> [Written task]
Your reply should be a single number: how many lines contain the string "content".

Stored records
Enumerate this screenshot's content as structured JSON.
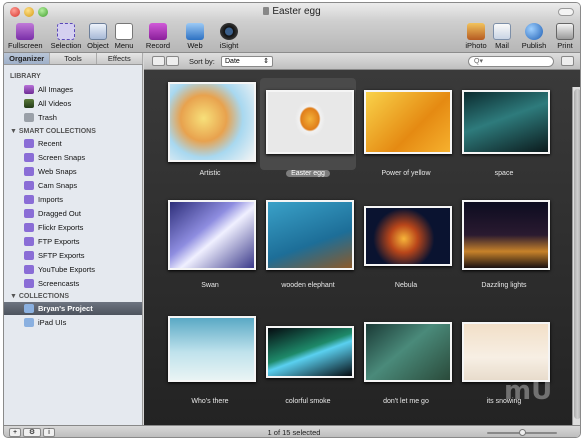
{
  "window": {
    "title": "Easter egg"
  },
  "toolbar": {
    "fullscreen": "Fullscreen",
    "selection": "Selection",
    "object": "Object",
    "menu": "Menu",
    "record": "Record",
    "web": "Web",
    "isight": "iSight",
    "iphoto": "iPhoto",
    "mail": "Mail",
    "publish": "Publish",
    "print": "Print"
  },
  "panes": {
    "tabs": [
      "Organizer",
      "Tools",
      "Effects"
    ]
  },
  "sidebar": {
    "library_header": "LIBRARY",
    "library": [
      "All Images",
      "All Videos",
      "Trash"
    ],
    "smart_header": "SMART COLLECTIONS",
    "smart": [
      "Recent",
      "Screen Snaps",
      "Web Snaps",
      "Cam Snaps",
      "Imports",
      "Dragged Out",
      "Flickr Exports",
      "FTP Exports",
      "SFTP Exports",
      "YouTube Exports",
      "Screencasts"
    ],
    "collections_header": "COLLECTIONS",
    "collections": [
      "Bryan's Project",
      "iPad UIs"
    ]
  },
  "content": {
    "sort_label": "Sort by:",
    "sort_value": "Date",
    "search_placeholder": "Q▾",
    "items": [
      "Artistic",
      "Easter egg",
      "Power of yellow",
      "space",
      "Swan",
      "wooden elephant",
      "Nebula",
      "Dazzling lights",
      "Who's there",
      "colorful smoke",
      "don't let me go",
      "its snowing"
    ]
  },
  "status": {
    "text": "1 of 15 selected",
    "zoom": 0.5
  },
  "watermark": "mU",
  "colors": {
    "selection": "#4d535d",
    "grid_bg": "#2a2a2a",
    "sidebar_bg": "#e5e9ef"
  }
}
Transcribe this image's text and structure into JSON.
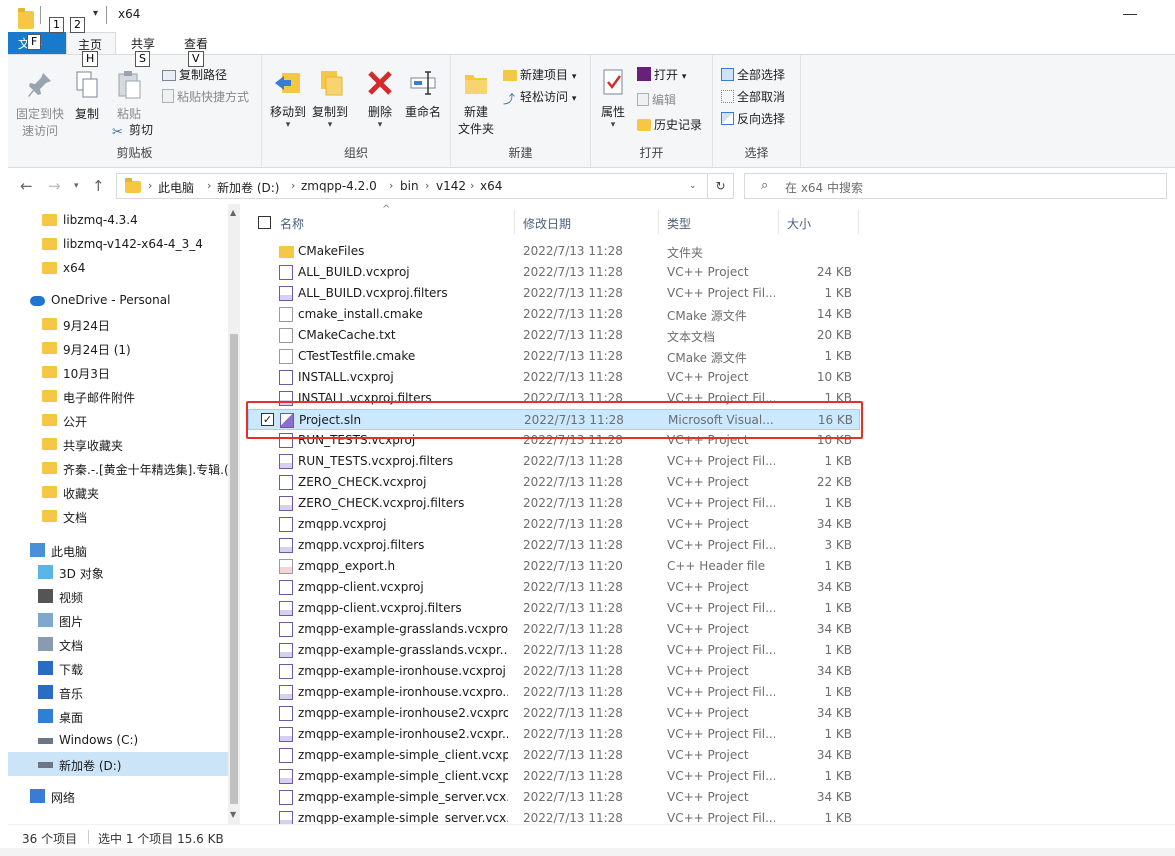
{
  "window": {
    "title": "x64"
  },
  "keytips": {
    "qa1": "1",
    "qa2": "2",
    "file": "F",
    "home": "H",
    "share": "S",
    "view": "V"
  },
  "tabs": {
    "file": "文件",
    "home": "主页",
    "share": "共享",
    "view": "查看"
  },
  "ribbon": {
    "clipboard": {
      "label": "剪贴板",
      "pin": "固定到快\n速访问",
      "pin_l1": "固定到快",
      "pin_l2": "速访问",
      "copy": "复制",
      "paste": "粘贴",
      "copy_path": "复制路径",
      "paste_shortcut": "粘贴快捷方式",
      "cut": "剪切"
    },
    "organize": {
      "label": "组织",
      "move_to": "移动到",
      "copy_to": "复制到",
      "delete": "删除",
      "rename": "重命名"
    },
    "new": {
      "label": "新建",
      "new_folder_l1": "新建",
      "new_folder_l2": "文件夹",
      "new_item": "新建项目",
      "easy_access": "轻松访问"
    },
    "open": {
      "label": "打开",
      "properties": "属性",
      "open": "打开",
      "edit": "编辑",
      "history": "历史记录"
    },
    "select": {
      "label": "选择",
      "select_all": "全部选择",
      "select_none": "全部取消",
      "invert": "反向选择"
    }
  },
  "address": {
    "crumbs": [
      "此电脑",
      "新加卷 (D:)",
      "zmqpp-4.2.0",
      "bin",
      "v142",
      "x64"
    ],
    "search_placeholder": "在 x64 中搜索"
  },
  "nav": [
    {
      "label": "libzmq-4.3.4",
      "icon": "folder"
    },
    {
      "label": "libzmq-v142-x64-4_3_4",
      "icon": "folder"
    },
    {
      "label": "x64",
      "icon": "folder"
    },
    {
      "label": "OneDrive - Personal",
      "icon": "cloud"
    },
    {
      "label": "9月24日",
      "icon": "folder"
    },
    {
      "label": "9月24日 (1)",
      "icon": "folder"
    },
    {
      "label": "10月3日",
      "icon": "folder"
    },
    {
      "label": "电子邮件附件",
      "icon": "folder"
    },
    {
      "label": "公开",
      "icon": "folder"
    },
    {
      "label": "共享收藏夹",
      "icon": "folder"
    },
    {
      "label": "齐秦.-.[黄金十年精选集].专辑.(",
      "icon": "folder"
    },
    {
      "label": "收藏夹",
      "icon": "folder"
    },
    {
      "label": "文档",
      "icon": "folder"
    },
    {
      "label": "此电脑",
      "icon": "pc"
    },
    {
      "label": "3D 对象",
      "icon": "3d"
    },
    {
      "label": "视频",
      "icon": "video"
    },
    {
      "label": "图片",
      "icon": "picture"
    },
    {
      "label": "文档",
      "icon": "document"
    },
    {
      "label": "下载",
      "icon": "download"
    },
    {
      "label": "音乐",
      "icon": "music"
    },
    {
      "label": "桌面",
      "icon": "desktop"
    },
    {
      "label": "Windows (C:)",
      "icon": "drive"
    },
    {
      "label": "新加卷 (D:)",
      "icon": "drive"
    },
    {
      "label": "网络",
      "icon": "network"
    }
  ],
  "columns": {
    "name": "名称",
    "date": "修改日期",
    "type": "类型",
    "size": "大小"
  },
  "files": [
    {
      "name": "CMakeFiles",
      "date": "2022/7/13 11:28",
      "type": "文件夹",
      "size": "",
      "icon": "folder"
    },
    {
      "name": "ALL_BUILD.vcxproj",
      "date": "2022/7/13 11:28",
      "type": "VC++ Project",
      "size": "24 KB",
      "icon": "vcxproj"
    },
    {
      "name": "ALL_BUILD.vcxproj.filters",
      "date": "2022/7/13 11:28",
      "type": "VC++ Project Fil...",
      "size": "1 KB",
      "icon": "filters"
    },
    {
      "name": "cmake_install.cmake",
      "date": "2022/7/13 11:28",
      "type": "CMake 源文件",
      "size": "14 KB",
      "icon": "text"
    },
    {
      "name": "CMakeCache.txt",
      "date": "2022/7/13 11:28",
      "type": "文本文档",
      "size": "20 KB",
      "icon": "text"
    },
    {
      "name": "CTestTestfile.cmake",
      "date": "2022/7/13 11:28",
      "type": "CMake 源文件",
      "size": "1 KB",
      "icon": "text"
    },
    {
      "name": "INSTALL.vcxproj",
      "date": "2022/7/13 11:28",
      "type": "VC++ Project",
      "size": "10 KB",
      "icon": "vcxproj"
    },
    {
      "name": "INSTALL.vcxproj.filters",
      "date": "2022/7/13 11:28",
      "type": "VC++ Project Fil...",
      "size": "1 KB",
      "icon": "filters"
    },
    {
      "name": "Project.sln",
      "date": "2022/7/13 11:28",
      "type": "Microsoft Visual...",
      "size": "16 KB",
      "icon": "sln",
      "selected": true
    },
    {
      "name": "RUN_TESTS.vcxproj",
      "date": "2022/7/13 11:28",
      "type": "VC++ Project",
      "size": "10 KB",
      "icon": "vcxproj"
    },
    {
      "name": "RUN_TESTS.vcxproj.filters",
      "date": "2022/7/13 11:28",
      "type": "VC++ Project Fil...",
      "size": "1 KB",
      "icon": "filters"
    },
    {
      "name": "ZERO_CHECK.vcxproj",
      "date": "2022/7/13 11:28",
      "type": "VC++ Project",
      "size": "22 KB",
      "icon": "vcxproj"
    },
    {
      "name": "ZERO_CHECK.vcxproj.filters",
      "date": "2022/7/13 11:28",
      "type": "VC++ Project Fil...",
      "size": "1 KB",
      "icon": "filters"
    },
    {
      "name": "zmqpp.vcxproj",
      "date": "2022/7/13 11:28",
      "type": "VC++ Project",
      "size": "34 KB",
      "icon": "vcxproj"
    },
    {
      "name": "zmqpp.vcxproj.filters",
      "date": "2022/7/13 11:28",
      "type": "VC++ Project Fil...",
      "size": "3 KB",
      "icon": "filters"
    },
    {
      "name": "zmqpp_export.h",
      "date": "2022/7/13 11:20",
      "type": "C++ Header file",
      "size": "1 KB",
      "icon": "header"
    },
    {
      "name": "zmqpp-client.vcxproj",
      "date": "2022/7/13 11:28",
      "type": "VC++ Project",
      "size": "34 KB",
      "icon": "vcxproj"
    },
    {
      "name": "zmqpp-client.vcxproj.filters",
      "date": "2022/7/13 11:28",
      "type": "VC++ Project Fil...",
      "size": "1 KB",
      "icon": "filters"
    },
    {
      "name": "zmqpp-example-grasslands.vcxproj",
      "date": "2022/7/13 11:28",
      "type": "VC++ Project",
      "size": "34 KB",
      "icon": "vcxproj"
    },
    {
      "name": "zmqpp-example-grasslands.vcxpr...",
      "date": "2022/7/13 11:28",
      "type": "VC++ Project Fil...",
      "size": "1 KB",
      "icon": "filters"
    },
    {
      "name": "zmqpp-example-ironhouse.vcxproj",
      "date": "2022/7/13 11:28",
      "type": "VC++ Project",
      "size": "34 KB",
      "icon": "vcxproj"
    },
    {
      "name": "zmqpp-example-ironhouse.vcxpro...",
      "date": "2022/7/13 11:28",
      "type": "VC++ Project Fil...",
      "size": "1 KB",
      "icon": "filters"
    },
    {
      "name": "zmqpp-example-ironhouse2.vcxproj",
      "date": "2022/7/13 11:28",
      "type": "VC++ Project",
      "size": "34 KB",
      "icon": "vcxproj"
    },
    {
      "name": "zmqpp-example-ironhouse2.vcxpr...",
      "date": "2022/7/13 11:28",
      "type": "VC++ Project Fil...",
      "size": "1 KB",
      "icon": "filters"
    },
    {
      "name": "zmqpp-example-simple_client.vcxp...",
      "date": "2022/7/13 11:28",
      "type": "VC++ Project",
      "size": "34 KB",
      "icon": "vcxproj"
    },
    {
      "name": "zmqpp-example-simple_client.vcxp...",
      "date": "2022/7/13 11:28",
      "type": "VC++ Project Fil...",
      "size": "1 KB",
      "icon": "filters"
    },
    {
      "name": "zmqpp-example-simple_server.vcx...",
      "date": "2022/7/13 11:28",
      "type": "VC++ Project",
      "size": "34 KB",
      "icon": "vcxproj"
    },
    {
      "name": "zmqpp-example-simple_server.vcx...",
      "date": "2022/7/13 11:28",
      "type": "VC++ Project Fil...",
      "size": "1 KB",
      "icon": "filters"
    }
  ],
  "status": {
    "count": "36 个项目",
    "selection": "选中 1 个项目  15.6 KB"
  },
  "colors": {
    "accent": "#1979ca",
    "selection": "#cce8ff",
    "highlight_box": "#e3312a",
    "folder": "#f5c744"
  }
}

> [Result for this exercise]
2